→ **TASK INSTRUCTIONS**:
All of the data should be output character for character, except the pictures.

→ **SUPPLIED ENTRIES**:
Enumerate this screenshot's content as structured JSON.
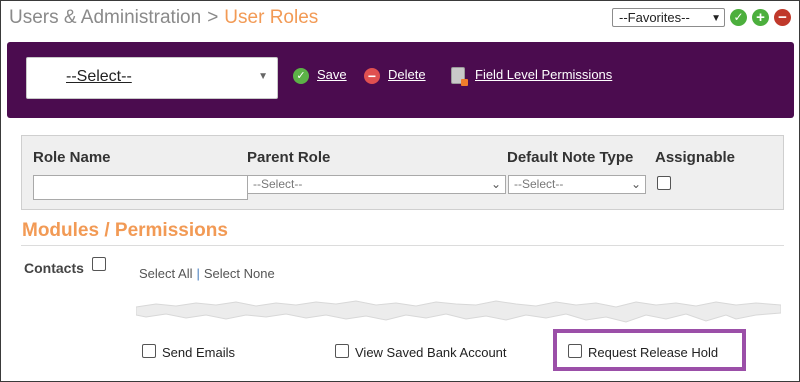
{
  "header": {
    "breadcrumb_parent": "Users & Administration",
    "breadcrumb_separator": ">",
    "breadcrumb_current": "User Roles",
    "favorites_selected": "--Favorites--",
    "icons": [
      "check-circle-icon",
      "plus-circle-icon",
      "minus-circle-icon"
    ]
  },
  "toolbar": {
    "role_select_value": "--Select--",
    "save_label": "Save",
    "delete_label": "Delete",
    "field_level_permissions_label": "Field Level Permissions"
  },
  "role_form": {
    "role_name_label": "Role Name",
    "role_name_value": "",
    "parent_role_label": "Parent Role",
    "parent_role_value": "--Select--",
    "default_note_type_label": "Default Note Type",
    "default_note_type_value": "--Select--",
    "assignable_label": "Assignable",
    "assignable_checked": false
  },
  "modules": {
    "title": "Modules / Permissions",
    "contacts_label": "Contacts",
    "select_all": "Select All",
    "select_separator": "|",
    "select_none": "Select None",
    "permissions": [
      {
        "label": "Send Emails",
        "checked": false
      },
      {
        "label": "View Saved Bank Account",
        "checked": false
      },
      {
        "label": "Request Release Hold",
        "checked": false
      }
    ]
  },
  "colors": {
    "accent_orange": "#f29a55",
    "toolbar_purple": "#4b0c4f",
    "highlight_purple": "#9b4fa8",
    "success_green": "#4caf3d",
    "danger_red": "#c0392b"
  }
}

→ **FULL SOLUTION**:
Enumerate this screenshot's content as structured JSON.
{
  "header": {
    "breadcrumb_parent": "Users & Administration",
    "breadcrumb_separator": ">",
    "breadcrumb_current": "User Roles",
    "favorites_selected": "--Favorites--",
    "icons": [
      "check-circle-icon",
      "plus-circle-icon",
      "minus-circle-icon"
    ]
  },
  "toolbar": {
    "role_select_value": "--Select--",
    "save_label": "Save",
    "delete_label": "Delete",
    "field_level_permissions_label": "Field Level Permissions"
  },
  "role_form": {
    "role_name_label": "Role Name",
    "role_name_value": "",
    "parent_role_label": "Parent Role",
    "parent_role_value": "--Select--",
    "default_note_type_label": "Default Note Type",
    "default_note_type_value": "--Select--",
    "assignable_label": "Assignable",
    "assignable_checked": false
  },
  "modules": {
    "title": "Modules / Permissions",
    "contacts_label": "Contacts",
    "select_all": "Select All",
    "select_separator": "|",
    "select_none": "Select None",
    "permissions": [
      {
        "label": "Send Emails",
        "checked": false
      },
      {
        "label": "View Saved Bank Account",
        "checked": false
      },
      {
        "label": "Request Release Hold",
        "checked": false
      }
    ]
  },
  "colors": {
    "accent_orange": "#f29a55",
    "toolbar_purple": "#4b0c4f",
    "highlight_purple": "#9b4fa8",
    "success_green": "#4caf3d",
    "danger_red": "#c0392b"
  }
}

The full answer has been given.